PROVIDED DATA:
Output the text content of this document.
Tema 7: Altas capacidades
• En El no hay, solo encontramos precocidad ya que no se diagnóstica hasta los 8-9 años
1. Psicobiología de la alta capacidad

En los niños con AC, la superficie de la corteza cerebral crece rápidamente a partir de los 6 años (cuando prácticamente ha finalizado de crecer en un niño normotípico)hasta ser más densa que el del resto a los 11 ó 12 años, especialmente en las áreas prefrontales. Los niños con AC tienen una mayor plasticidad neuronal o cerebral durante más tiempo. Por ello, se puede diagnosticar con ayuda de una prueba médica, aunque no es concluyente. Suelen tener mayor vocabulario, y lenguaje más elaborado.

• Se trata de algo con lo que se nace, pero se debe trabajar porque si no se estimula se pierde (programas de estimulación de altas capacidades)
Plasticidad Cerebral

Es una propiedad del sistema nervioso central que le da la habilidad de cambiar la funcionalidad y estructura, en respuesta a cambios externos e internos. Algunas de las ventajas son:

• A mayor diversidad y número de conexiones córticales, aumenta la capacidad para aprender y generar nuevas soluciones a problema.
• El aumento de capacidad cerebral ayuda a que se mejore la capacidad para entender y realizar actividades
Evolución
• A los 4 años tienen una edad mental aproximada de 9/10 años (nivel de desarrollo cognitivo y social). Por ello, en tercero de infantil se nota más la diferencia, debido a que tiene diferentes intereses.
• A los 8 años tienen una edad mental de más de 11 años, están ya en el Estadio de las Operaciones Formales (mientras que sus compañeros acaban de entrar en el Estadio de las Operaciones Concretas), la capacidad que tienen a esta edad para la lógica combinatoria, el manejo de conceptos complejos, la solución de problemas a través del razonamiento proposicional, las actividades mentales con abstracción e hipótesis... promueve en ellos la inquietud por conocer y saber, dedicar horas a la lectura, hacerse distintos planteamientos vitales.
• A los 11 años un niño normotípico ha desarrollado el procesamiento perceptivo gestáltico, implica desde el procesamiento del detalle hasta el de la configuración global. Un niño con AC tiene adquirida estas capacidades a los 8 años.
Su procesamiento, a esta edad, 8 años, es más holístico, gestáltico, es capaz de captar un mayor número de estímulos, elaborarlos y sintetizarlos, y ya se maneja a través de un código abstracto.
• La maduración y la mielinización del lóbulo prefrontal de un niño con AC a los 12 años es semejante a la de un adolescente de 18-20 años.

EXERCISE: Take the entries above and transcribe them in full.

WRITTEN SOLUTION:
Output the text content of this document.
Tema 7: Altas capacidades
• En El no hay, solo encontramos precocidad ya que no se diagnóstica hasta los 8-9 años
1. Psicobiología de la alta capacidad

En los niños con AC, la superficie de la corteza cerebral crece rápidamente a partir de los 6 años (cuando prácticamente ha finalizado de crecer en un niño normotípico)hasta ser más densa que el del resto a los 11 ó 12 años, especialmente en las áreas prefrontales. Los niños con AC tienen una mayor plasticidad neuronal o cerebral durante más tiempo. Por ello, se puede diagnosticar con ayuda de una prueba médica, aunque no es concluyente. Suelen tener mayor vocabulario, y lenguaje más elaborado.

• Se trata de algo con lo que se nace, pero se debe trabajar porque si no se estimula se pierde (programas de estimulación de altas capacidades)
Plasticidad Cerebral

Es una propiedad del sistema nervioso central que le da la habilidad de cambiar la funcionalidad y estructura, en respuesta a cambios externos e internos. Algunas de las ventajas son:

• A mayor diversidad y número de conexiones córticales, aumenta la capacidad para aprender y generar nuevas soluciones a problema.
• El aumento de capacidad cerebral ayuda a que se mejore la capacidad para entender y realizar actividades
Evolución
• A los 4 años tienen una edad mental aproximada de 9/10 años (nivel de desarrollo cognitivo y social). Por ello, en tercero de infantil se nota más la diferencia, debido a que tiene diferentes intereses.
• A los 8 años tienen una edad mental de más de 11 años, están ya en el Estadio de las Operaciones Formales (mientras que sus compañeros acaban de entrar en el Estadio de las Operaciones Concretas), la capacidad que tienen a esta edad para la lógica combinatoria, el manejo de conceptos complejos, la solución de problemas a través del razonamiento proposicional, las actividades mentales con abstracción e hipótesis... promueve en ellos la inquietud por conocer y saber, dedicar horas a la lectura, hacerse distintos planteamientos vitales.
• A los 11 años un niño normotípico ha desarrollado el procesamiento perceptivo gestáltico, implica desde el procesamiento del detalle hasta el de la configuración global. Un niño con AC tiene adquirida estas capacidades a los 8 años.
Su procesamiento, a esta edad, 8 años, es más holístico, gestáltico, es capaz de captar un mayor número de estímulos, elaborarlos y sintetizarlos, y ya se maneja a través de un código abstracto.
• La maduración y la mielinización del lóbulo prefrontal de un niño con AC a los 12 años es semejante a la de un adolescente de 18-20 años.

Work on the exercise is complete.